**WHAT THIS TASK INVOLVES:** Write each line out again exactly as written.

**AVAILABLE RECORDS:**
---*---
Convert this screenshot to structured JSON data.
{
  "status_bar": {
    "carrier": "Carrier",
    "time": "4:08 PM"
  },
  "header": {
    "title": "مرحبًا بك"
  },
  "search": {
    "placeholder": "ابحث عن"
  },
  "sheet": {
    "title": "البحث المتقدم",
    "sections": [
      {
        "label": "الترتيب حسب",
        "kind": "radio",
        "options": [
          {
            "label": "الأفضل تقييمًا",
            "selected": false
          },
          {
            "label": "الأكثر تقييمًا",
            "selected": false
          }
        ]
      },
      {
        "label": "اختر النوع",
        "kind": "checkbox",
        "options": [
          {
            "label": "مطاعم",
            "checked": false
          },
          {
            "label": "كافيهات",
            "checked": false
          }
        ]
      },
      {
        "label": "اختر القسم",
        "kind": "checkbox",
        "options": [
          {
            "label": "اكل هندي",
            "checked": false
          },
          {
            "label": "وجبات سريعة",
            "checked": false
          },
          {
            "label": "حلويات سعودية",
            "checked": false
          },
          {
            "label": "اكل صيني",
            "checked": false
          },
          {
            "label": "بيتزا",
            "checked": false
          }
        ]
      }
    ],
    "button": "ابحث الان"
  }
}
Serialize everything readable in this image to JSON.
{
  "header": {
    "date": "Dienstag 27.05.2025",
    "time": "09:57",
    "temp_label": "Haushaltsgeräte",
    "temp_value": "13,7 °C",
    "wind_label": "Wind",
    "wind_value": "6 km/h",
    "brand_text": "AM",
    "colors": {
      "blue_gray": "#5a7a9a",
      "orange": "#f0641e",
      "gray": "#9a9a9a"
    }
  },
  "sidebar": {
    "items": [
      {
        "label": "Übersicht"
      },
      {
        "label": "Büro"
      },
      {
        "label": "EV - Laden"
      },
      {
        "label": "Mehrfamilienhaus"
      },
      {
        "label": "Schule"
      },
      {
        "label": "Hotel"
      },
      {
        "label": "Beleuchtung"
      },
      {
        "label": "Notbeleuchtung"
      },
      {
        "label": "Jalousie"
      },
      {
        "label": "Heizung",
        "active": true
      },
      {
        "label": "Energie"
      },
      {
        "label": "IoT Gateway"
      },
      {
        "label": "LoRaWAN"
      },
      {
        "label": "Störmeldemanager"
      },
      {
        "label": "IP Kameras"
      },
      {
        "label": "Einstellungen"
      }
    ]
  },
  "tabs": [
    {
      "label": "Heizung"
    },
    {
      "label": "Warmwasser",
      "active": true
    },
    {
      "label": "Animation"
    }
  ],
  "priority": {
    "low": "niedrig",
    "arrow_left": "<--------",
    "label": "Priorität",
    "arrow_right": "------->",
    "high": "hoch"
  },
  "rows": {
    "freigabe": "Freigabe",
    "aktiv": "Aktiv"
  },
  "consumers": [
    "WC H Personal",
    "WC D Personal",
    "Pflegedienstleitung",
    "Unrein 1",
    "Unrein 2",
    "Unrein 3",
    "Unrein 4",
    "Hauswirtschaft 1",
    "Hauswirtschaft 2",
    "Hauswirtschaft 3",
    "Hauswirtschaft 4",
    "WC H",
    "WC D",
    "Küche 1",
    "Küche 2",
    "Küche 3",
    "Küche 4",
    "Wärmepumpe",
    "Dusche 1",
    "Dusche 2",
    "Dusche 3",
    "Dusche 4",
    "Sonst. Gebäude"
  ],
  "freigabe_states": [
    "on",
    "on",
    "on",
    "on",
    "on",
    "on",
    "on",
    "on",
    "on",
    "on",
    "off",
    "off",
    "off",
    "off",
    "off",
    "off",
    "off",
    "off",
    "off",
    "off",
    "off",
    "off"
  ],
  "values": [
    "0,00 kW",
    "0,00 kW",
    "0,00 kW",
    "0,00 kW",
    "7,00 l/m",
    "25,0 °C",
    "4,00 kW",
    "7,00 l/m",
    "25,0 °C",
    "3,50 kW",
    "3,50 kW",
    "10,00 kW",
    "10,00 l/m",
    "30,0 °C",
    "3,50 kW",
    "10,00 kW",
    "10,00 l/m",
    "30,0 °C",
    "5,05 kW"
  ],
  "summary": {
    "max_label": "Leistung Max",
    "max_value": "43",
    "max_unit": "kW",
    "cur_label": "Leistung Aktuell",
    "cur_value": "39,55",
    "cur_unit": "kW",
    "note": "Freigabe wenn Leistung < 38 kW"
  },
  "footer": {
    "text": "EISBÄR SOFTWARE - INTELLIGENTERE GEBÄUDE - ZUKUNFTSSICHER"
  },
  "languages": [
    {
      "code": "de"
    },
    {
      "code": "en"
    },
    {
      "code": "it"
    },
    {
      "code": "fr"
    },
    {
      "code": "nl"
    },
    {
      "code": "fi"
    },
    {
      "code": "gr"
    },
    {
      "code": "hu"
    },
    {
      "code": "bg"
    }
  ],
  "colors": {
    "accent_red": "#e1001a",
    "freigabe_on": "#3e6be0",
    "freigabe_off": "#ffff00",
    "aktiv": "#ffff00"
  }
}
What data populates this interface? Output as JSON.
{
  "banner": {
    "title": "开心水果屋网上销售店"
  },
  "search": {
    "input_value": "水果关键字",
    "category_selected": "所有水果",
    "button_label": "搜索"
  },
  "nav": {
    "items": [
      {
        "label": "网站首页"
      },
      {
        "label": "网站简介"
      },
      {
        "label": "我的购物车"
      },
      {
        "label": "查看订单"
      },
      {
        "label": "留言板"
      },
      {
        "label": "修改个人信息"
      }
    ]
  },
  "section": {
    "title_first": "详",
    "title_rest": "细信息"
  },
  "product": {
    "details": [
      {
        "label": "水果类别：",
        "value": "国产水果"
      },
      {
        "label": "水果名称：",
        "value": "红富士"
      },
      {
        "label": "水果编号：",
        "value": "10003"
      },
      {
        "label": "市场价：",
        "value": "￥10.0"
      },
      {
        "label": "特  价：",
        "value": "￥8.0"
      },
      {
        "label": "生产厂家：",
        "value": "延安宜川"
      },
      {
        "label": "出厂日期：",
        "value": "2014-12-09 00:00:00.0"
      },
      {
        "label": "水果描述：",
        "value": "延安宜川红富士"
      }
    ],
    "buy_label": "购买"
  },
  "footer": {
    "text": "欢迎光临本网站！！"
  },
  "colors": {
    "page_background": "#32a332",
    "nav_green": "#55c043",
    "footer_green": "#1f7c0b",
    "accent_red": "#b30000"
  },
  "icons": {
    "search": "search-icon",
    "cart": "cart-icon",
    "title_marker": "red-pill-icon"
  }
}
---*---
**FINAL RESULT:**
Convert this screenshot to structured JSON data.
{
  "status_bar": {
    "carrier": "Carrier",
    "time": "4:08 PM"
  },
  "header": {
    "title": "مرحبًا بك"
  },
  "search": {
    "placeholder": "ابحث عن"
  },
  "sheet": {
    "title": "البحث المتقدم",
    "sections": [
      {
        "label": "الترتيب حسب",
        "kind": "radio",
        "options": [
          {
            "label": "الأفضل تقييمًا",
            "selected": false
          },
          {
            "label": "الأكثر تقييمًا",
            "selected": false
          }
        ]
      },
      {
        "label": "اختر النوع",
        "kind": "checkbox",
        "options": [
          {
            "label": "مطاعم",
            "checked": false
          },
          {
            "label": "كافيهات",
            "checked": false
          }
        ]
      },
      {
        "label": "اختر القسم",
        "kind": "checkbox",
        "options": [
          {
            "label": "اكل هندي",
            "checked": false
          },
          {
            "label": "وجبات سريعة",
            "checked": false
          },
          {
            "label": "حلويات سعودية",
            "checked": false
          },
          {
            "label": "اكل صيني",
            "checked": false
          },
          {
            "label": "بيتزا",
            "checked": false
          }
        ]
      }
    ],
    "button": "ابحث الان"
  }
}
Serialize everything readable in this image to JSON.
{
  "header": {
    "date": "Dienstag 27.05.2025",
    "time": "09:57",
    "temp_label": "Haushaltsgeräte",
    "temp_value": "13,7 °C",
    "wind_label": "Wind",
    "wind_value": "6 km/h",
    "brand_text": "AM",
    "colors": {
      "blue_gray": "#5a7a9a",
      "orange": "#f0641e",
      "gray": "#9a9a9a"
    }
  },
  "sidebar": {
    "items": [
      {
        "label": "Übersicht"
      },
      {
        "label": "Büro"
      },
      {
        "label": "EV - Laden"
      },
      {
        "label": "Mehrfamilienhaus"
      },
      {
        "label": "Schule"
      },
      {
        "label": "Hotel"
      },
      {
        "label": "Beleuchtung"
      },
      {
        "label": "Notbeleuchtung"
      },
      {
        "label": "Jalousie"
      },
      {
        "label": "Heizung",
        "active": true
      },
      {
        "label": "Energie"
      },
      {
        "label": "IoT Gateway"
      },
      {
        "label": "LoRaWAN"
      },
      {
        "label": "Störmeldemanager"
      },
      {
        "label": "IP Kameras"
      },
      {
        "label": "Einstellungen"
      }
    ]
  },
  "tabs": [
    {
      "label": "Heizung"
    },
    {
      "label": "Warmwasser",
      "active": true
    },
    {
      "label": "Animation"
    }
  ],
  "priority": {
    "low": "niedrig",
    "arrow_left": "<--------",
    "label": "Priorität",
    "arrow_right": "------->",
    "high": "hoch"
  },
  "rows": {
    "freigabe": "Freigabe",
    "aktiv": "Aktiv"
  },
  "consumers": [
    "WC H Personal",
    "WC D Personal",
    "Pflegedienstleitung",
    "Unrein 1",
    "Unrein 2",
    "Unrein 3",
    "Unrein 4",
    "Hauswirtschaft 1",
    "Hauswirtschaft 2",
    "Hauswirtschaft 3",
    "Hauswirtschaft 4",
    "WC H",
    "WC D",
    "Küche 1",
    "Küche 2",
    "Küche 3",
    "Küche 4",
    "Wärmepumpe",
    "Dusche 1",
    "Dusche 2",
    "Dusche 3",
    "Dusche 4",
    "Sonst. Gebäude"
  ],
  "freigabe_states": [
    "on",
    "on",
    "on",
    "on",
    "on",
    "on",
    "on",
    "on",
    "on",
    "on",
    "off",
    "off",
    "off",
    "off",
    "off",
    "off",
    "off",
    "off",
    "off",
    "off",
    "off",
    "off"
  ],
  "values": [
    "0,00 kW",
    "0,00 kW",
    "0,00 kW",
    "0,00 kW",
    "7,00 l/m",
    "25,0 °C",
    "4,00 kW",
    "7,00 l/m",
    "25,0 °C",
    "3,50 kW",
    "3,50 kW",
    "10,00 kW",
    "10,00 l/m",
    "30,0 °C",
    "3,50 kW",
    "10,00 kW",
    "10,00 l/m",
    "30,0 °C",
    "5,05 kW"
  ],
  "summary": {
    "max_label": "Leistung Max",
    "max_value": "43",
    "max_unit": "kW",
    "cur_label": "Leistung Aktuell",
    "cur_value": "39,55",
    "cur_unit": "kW",
    "note": "Freigabe wenn Leistung < 38 kW"
  },
  "footer": {
    "text": "EISBÄR SOFTWARE - INTELLIGENTERE GEBÄUDE - ZUKUNFTSSICHER"
  },
  "languages": [
    {
      "code": "de"
    },
    {
      "code": "en"
    },
    {
      "code": "it"
    },
    {
      "code": "fr"
    },
    {
      "code": "nl"
    },
    {
      "code": "fi"
    },
    {
      "code": "gr"
    },
    {
      "code": "hu"
    },
    {
      "code": "bg"
    }
  ],
  "colors": {
    "accent_red": "#e1001a",
    "freigabe_on": "#3e6be0",
    "freigabe_off": "#ffff00",
    "aktiv": "#ffff00"
  }
}
What data populates this interface? Output as JSON.
{
  "banner": {
    "title": "开心水果屋网上销售店"
  },
  "search": {
    "input_value": "水果关键字",
    "category_selected": "所有水果",
    "button_label": "搜索"
  },
  "nav": {
    "items": [
      {
        "label": "网站首页"
      },
      {
        "label": "网站简介"
      },
      {
        "label": "我的购物车"
      },
      {
        "label": "查看订单"
      },
      {
        "label": "留言板"
      },
      {
        "label": "修改个人信息"
      }
    ]
  },
  "section": {
    "title_first": "详",
    "title_rest": "细信息"
  },
  "product": {
    "details": [
      {
        "label": "水果类别：",
        "value": "国产水果"
      },
      {
        "label": "水果名称：",
        "value": "红富士"
      },
      {
        "label": "水果编号：",
        "value": "10003"
      },
      {
        "label": "市场价：",
        "value": "￥10.0"
      },
      {
        "label": "特  价：",
        "value": "￥8.0"
      },
      {
        "label": "生产厂家：",
        "value": "延安宜川"
      },
      {
        "label": "出厂日期：",
        "value": "2014-12-09 00:00:00.0"
      },
      {
        "label": "水果描述：",
        "value": "延安宜川红富士"
      }
    ],
    "buy_label": "购买"
  },
  "footer": {
    "text": "欢迎光临本网站！！"
  },
  "colors": {
    "page_background": "#32a332",
    "nav_green": "#55c043",
    "footer_green": "#1f7c0b",
    "accent_red": "#b30000"
  },
  "icons": {
    "search": "search-icon",
    "cart": "cart-icon",
    "title_marker": "red-pill-icon"
  }
}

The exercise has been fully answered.